§ **PROVIDED MATERIAL**:
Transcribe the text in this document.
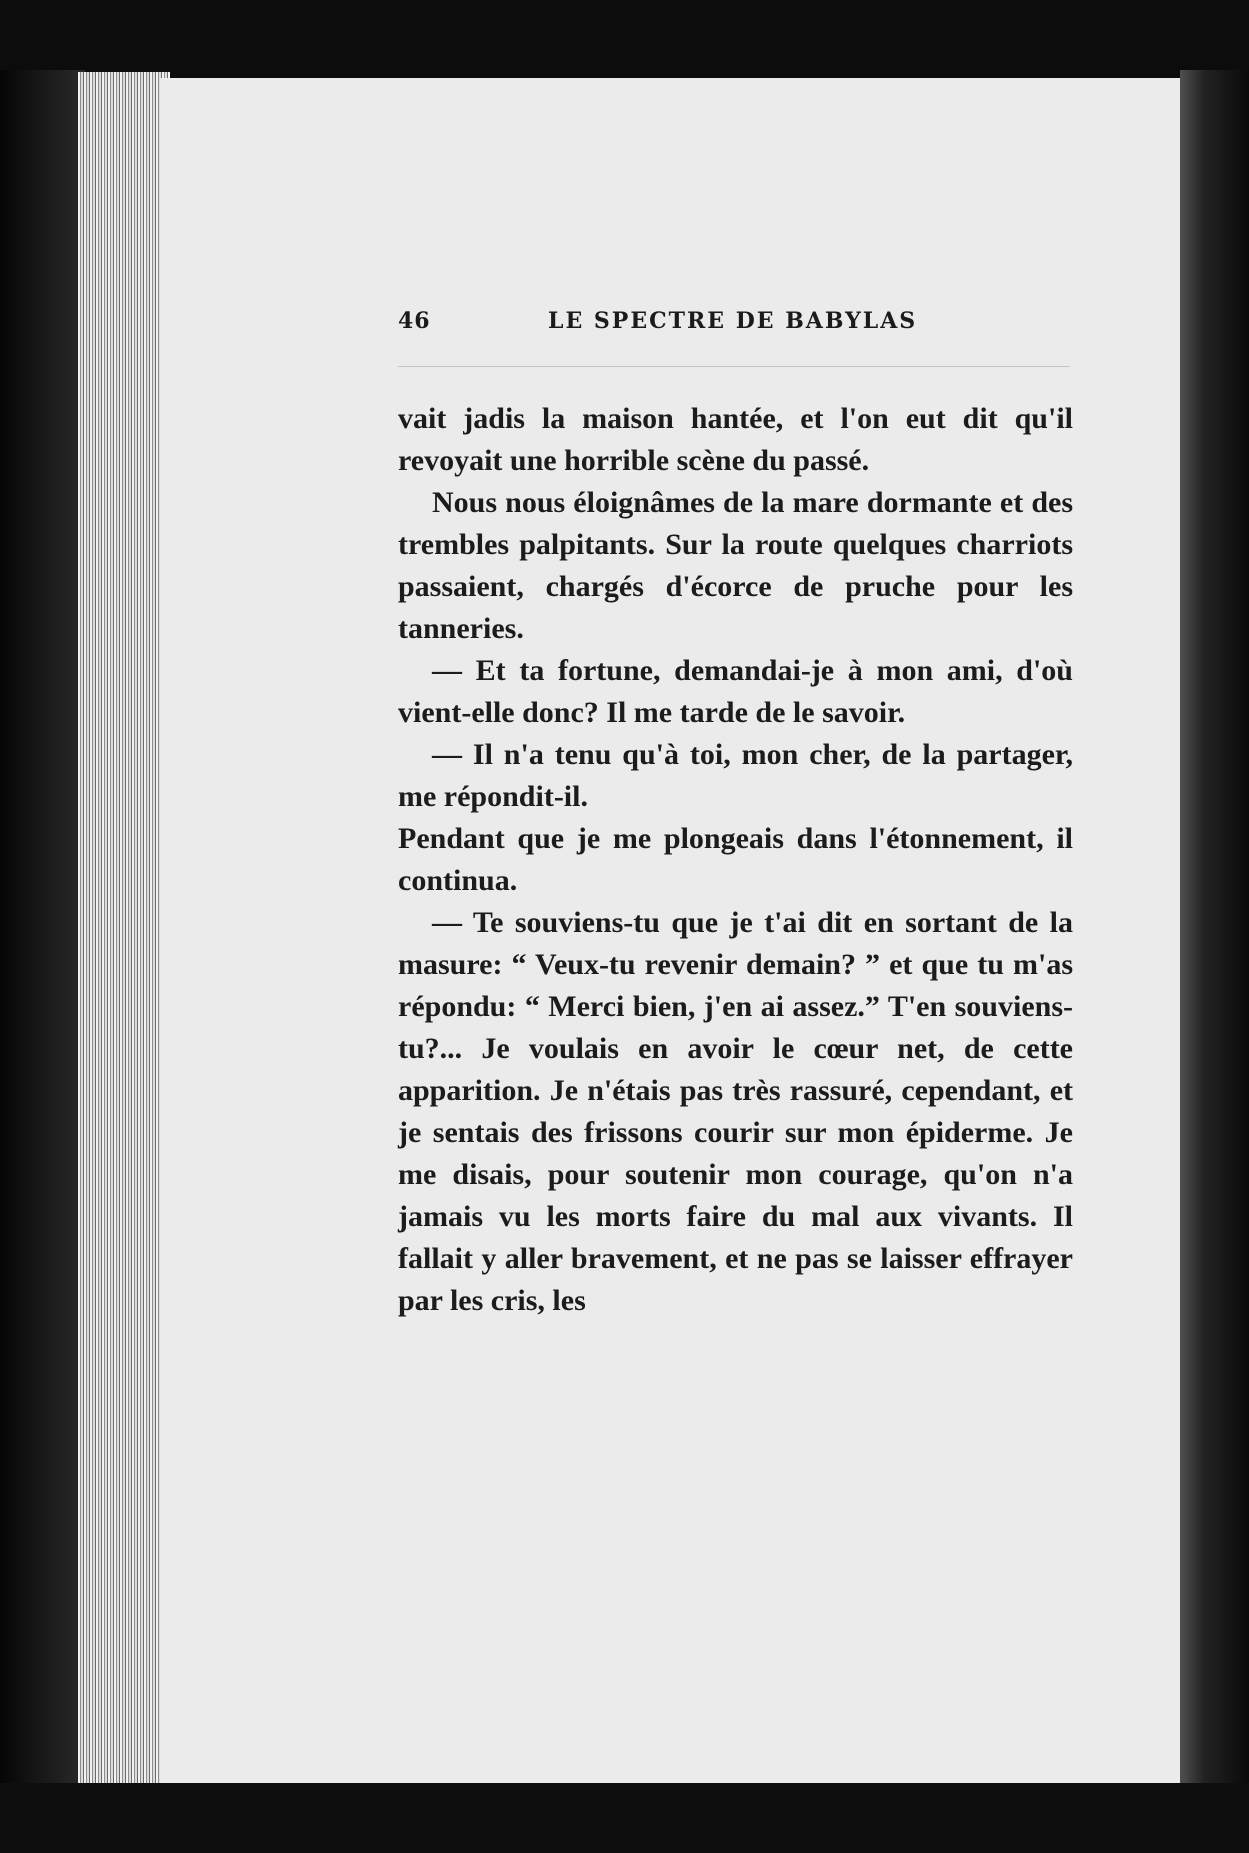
46	LE SPECTRE DE BABYLAS

vait jadis la maison hantée, et l'on eut dit qu'il revoyait une horrible scène du passé.

Nous nous éloignâmes de la mare dormante et des trembles palpitants. Sur la route quelques charriots passaient, chargés d'écorce de pruche pour les tanneries.

— Et ta fortune, demandai-je à mon ami, d'où vient-elle donc? Il me tarde de le savoir.

— Il n'a tenu qu'à toi, mon cher, de la partager, me répondit-il.

Pendant que je me plongeais dans l'étonnement, il continua.

— Te souviens-tu que je t'ai dit en sortant de la masure: “ Veux-tu revenir demain? ” et que tu m'as répondu: “ Merci bien, j'en ai assez.” T'en souviens-tu?... Je voulais en avoir le cœur net, de cette apparition. Je n'étais pas très rassuré, cependant, et je sentais des frissons courir sur mon épiderme. Je me disais, pour soutenir mon courage, qu'on n'a jamais vu les morts faire du mal aux vivants. Il fallait y aller bravement, et ne pas se laisser effrayer par les cris, les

§ **THE EXERCISE**:
All of the material above needs to be restated exactly, with no pictures.

§ **WRITTEN RESPONSE**:
Transcribe the text in this document.
46	LE SPECTRE DE BABYLAS

vait jadis la maison hantée, et l'on eut dit qu'il revoyait une horrible scène du passé.

Nous nous éloignâmes de la mare dormante et des trembles palpitants. Sur la route quelques charriots passaient, chargés d'écorce de pruche pour les tanneries.

— Et ta fortune, demandai-je à mon ami, d'où vient-elle donc? Il me tarde de le savoir.

— Il n'a tenu qu'à toi, mon cher, de la partager, me répondit-il.

Pendant que je me plongeais dans l'étonnement, il continua.

— Te souviens-tu que je t'ai dit en sortant de la masure: “ Veux-tu revenir demain? ” et que tu m'as répondu: “ Merci bien, j'en ai assez.” T'en souviens-tu?... Je voulais en avoir le cœur net, de cette apparition. Je n'étais pas très rassuré, cependant, et je sentais des frissons courir sur mon épiderme. Je me disais, pour soutenir mon courage, qu'on n'a jamais vu les morts faire du mal aux vivants. Il fallait y aller bravement, et ne pas se laisser effrayer par les cris, les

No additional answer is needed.